### What is asked:
Go through the listing and copy each line with the string "from".

### Supplied entries:
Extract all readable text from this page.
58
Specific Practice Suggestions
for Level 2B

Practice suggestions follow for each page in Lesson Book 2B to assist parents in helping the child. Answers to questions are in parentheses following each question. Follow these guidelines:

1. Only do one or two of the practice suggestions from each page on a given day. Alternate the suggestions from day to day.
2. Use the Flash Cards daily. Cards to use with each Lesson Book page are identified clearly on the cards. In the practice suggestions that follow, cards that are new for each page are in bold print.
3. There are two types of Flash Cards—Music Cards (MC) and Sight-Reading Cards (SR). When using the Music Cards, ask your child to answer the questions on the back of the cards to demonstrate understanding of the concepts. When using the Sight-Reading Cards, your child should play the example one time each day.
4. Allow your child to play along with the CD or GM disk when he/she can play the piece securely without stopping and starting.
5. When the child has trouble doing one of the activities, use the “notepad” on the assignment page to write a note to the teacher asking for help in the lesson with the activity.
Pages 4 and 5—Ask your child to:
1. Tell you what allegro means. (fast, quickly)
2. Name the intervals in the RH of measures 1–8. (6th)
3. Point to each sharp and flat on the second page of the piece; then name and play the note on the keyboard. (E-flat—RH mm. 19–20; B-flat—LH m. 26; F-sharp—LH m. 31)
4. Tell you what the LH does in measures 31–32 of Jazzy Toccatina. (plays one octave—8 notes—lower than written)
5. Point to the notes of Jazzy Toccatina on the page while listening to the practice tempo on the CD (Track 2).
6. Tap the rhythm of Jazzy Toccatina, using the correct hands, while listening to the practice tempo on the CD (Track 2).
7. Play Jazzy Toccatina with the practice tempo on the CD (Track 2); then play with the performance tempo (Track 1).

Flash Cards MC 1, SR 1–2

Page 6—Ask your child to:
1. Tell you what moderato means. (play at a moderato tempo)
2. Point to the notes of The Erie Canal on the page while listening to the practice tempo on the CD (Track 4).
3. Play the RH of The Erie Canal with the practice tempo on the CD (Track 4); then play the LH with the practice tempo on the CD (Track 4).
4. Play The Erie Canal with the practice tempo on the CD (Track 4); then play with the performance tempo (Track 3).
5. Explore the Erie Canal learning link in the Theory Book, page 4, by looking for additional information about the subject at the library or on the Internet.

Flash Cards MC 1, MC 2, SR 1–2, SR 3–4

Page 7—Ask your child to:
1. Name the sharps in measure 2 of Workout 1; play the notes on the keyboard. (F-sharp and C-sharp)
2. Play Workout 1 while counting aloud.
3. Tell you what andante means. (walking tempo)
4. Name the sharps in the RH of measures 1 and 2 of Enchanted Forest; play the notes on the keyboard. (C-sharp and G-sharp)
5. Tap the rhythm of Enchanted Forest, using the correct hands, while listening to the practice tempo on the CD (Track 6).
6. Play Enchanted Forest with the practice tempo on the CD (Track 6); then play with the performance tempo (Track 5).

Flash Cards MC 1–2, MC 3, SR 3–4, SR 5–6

### Result below:
Extract all readable text from this page.
1. Only do one or two of the practice suggestions from each page on a given day. Alternate the suggestions from day to day.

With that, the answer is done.